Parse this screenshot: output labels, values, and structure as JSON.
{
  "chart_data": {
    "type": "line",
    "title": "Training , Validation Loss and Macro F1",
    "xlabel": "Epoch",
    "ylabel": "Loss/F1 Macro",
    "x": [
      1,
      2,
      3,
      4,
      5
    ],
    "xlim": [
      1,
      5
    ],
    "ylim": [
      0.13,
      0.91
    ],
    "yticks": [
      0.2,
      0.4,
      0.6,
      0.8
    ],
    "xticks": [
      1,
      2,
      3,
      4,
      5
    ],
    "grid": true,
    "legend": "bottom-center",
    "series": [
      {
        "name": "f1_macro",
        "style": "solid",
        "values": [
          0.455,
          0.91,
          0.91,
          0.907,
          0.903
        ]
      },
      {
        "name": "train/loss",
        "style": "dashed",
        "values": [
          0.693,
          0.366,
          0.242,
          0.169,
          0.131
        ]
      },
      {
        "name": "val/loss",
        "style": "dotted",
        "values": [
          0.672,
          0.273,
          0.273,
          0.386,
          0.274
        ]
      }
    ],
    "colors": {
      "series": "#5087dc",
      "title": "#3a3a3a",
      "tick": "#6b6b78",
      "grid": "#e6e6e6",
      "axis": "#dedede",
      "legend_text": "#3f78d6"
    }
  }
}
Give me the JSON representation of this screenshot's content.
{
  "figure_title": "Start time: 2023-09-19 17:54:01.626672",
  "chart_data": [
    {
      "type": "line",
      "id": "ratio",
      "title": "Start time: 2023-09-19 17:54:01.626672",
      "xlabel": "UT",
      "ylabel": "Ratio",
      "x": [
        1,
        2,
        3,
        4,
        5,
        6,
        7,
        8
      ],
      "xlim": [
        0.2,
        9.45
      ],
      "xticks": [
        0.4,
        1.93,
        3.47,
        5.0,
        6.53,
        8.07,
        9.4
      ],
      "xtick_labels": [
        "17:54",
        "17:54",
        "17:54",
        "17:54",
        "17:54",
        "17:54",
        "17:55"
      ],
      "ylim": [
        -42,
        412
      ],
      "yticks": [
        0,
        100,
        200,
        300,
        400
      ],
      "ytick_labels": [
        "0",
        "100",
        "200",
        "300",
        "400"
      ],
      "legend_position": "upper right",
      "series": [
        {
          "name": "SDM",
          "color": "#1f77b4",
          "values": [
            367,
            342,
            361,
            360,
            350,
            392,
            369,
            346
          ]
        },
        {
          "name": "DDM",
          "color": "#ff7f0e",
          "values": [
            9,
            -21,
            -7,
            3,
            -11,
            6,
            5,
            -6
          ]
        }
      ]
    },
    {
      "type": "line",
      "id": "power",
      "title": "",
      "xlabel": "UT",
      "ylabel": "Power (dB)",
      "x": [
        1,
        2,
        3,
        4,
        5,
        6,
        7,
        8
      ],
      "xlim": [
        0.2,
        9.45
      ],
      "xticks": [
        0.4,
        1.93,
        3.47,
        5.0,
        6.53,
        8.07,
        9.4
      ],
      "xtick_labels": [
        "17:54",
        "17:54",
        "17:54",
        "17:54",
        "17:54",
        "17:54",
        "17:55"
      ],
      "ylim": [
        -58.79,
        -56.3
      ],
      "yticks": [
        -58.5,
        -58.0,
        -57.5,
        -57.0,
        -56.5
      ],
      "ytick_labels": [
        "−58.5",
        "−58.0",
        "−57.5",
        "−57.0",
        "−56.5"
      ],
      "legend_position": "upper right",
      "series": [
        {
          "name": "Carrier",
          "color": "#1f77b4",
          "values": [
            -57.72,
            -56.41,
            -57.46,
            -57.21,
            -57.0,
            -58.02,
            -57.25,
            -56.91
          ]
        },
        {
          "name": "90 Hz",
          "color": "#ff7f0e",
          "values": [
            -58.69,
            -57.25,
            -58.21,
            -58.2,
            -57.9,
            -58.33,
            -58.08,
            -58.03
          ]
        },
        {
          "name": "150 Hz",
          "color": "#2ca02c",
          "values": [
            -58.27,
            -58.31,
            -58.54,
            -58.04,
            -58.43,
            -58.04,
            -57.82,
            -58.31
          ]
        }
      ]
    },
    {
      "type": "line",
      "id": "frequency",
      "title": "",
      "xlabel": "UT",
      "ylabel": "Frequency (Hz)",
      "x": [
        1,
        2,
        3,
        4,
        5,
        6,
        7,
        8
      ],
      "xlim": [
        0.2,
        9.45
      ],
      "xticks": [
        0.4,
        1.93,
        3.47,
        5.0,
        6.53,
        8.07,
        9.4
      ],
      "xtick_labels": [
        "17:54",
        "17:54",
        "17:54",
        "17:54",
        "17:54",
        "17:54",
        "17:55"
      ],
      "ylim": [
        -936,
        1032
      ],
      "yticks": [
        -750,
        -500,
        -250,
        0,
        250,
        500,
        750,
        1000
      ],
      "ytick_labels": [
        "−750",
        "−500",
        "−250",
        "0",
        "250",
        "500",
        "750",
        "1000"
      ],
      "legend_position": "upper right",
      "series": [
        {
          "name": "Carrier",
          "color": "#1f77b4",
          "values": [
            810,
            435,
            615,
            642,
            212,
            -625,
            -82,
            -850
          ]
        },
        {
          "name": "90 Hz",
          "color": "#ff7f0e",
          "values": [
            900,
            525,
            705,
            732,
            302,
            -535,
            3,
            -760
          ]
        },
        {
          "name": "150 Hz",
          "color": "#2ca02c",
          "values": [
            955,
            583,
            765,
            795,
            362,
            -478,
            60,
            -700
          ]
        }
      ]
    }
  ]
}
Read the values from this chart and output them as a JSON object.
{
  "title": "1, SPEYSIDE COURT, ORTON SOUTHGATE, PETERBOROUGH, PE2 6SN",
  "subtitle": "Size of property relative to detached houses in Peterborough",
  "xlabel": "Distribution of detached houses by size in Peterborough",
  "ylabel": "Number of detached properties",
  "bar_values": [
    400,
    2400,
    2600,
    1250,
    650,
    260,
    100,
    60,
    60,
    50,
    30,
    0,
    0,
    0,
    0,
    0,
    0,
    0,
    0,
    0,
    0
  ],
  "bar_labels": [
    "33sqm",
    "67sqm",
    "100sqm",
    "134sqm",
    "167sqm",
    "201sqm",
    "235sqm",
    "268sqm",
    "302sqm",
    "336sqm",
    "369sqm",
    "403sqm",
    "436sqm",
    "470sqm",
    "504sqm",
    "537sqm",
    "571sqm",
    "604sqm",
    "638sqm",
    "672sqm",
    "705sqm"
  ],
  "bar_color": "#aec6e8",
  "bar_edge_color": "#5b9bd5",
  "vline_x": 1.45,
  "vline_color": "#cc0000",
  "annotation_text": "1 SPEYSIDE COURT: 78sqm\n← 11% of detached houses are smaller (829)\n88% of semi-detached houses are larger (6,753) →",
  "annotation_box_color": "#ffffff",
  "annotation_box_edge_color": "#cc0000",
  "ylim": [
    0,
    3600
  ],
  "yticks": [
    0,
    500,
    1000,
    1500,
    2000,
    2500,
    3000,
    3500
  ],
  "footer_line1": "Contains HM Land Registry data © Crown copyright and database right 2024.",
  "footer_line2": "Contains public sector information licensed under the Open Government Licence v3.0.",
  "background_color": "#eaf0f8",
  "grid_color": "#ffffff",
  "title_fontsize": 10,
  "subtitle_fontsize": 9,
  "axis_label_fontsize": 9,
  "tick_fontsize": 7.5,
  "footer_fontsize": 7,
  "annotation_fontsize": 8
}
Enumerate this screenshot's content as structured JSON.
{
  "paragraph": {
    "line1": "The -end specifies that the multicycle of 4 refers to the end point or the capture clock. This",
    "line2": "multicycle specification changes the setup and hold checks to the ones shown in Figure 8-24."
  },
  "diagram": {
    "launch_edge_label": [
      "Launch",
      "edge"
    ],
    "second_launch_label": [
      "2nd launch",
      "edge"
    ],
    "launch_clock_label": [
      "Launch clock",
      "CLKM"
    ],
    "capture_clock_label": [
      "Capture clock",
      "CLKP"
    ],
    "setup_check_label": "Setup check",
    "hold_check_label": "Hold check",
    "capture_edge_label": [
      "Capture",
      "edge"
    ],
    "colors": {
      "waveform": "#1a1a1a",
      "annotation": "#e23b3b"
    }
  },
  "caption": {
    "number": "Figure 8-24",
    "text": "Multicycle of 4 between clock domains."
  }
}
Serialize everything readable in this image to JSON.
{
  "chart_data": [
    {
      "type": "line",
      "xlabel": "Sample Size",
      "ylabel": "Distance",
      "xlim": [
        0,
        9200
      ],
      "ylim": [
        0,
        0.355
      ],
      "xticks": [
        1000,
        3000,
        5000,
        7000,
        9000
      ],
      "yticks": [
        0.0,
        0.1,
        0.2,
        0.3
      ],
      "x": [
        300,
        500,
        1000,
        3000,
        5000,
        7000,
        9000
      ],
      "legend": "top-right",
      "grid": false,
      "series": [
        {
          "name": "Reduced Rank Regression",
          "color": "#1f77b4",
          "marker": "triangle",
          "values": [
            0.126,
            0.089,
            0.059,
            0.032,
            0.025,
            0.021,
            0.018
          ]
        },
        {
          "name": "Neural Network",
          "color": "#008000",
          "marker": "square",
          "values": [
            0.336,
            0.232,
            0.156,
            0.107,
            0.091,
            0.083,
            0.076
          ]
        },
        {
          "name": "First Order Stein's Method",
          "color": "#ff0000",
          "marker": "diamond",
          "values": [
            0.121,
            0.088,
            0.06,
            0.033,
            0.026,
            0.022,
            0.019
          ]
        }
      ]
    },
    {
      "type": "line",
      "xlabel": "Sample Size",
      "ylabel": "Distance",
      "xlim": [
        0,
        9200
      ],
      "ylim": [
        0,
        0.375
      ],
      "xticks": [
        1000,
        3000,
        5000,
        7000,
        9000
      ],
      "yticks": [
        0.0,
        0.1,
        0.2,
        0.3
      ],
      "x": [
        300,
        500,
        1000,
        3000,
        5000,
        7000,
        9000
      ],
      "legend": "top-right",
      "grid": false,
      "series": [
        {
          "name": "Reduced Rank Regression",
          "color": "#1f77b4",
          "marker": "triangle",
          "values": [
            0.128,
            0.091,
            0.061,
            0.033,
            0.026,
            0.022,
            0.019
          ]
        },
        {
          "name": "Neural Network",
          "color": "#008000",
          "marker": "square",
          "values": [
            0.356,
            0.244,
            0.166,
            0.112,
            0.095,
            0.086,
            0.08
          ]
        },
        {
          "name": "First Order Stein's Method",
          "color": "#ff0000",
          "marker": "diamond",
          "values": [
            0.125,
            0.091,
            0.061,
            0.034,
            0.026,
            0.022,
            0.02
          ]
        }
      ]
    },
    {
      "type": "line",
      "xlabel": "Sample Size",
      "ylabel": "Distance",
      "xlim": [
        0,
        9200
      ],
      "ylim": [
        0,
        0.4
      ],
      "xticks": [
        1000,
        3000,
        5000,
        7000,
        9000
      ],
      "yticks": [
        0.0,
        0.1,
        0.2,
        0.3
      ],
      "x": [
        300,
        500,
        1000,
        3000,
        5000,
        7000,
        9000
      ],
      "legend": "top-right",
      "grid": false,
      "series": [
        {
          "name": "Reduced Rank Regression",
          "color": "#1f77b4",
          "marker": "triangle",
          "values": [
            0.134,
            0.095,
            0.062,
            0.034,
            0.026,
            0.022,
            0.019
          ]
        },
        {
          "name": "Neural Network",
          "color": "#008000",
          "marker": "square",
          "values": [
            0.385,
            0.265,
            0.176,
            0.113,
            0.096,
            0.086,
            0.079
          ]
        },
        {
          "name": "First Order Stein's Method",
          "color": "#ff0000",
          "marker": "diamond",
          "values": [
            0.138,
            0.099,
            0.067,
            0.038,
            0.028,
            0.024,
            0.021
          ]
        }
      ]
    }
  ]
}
══════════════════════════════
*WHAT TO WORK ON*:
Copy each line of the preceding data that contains the string "content".

*ANSWER IN FULL*:
Give me the JSON representation of this screenshot's content.
Enumerate this screenshot's content as structured JSON.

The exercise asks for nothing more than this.